• [Objective]: Return only the number of lines in the entries below that hold the word "Итого".

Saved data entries
--------------------

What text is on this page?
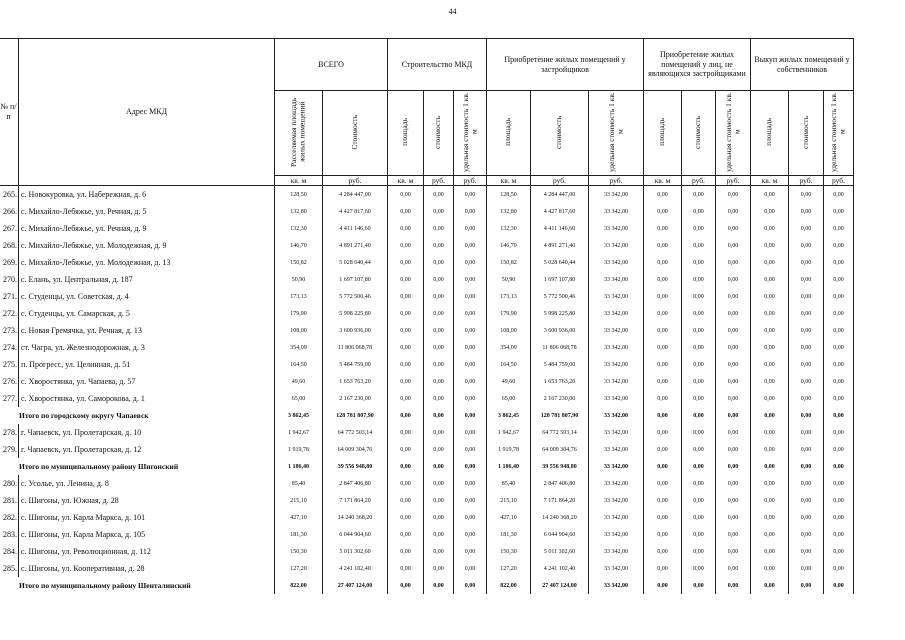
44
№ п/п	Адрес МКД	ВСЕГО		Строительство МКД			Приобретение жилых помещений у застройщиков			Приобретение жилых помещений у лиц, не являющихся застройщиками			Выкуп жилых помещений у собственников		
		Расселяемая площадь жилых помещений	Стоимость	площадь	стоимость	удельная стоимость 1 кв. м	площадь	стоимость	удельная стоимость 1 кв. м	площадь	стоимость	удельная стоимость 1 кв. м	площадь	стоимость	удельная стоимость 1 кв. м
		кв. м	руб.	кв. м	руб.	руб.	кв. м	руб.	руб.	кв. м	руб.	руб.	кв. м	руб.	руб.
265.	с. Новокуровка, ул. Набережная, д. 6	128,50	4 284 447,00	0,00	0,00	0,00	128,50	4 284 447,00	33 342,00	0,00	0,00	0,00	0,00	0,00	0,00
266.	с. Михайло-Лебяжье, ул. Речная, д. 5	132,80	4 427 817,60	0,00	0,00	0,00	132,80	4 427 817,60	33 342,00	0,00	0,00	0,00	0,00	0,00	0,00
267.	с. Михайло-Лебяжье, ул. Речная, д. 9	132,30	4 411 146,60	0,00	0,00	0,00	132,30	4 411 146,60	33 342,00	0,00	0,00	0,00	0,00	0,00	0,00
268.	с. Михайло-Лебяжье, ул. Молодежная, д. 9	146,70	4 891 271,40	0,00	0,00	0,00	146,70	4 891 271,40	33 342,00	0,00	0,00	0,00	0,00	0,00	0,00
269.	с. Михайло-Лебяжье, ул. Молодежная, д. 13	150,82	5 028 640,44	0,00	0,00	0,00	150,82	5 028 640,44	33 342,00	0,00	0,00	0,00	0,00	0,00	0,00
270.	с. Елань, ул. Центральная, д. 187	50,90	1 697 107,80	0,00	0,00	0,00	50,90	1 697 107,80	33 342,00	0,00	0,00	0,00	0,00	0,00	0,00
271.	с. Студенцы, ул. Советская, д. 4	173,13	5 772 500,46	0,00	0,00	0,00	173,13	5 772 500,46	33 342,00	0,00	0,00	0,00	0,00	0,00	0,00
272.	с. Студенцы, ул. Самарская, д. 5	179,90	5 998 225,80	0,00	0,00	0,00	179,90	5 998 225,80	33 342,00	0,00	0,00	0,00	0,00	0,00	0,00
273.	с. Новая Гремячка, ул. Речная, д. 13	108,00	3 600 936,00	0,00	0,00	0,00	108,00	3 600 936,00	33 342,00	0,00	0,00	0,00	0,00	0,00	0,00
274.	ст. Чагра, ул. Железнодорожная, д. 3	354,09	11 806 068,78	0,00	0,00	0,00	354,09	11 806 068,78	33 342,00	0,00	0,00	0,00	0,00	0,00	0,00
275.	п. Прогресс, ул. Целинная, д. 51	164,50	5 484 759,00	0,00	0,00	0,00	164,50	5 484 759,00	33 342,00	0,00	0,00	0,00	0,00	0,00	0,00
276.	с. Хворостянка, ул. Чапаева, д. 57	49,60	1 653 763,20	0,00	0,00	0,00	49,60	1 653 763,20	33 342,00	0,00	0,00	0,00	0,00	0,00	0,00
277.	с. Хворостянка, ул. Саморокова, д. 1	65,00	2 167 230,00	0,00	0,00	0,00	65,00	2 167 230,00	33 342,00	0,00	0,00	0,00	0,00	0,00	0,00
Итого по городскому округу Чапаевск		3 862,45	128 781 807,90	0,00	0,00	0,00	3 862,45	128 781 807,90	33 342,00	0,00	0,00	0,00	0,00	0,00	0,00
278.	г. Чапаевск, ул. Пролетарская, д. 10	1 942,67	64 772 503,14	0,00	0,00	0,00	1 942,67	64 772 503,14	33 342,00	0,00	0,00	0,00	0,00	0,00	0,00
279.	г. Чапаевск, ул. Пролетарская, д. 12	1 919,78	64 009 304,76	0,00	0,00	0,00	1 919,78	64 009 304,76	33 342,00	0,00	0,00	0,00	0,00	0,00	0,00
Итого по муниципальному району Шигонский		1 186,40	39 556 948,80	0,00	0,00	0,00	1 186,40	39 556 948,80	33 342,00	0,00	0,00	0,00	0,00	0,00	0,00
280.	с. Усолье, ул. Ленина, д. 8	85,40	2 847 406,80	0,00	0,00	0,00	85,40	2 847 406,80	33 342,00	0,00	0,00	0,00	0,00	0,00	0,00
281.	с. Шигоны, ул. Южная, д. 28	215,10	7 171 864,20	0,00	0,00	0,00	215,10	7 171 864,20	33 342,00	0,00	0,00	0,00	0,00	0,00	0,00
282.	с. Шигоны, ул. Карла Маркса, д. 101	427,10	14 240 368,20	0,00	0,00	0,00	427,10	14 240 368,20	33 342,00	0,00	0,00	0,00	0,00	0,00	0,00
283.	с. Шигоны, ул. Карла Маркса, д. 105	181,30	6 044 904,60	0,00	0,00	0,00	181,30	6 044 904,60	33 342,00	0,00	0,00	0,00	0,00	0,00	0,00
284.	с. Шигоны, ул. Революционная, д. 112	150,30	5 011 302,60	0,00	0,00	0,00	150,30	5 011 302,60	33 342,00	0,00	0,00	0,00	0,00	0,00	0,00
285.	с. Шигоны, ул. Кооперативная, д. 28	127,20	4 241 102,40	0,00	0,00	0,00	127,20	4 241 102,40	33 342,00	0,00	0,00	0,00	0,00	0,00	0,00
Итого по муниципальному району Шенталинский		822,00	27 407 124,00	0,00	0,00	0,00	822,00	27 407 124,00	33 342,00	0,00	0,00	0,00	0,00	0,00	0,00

--------------------

• [Final answer]: 3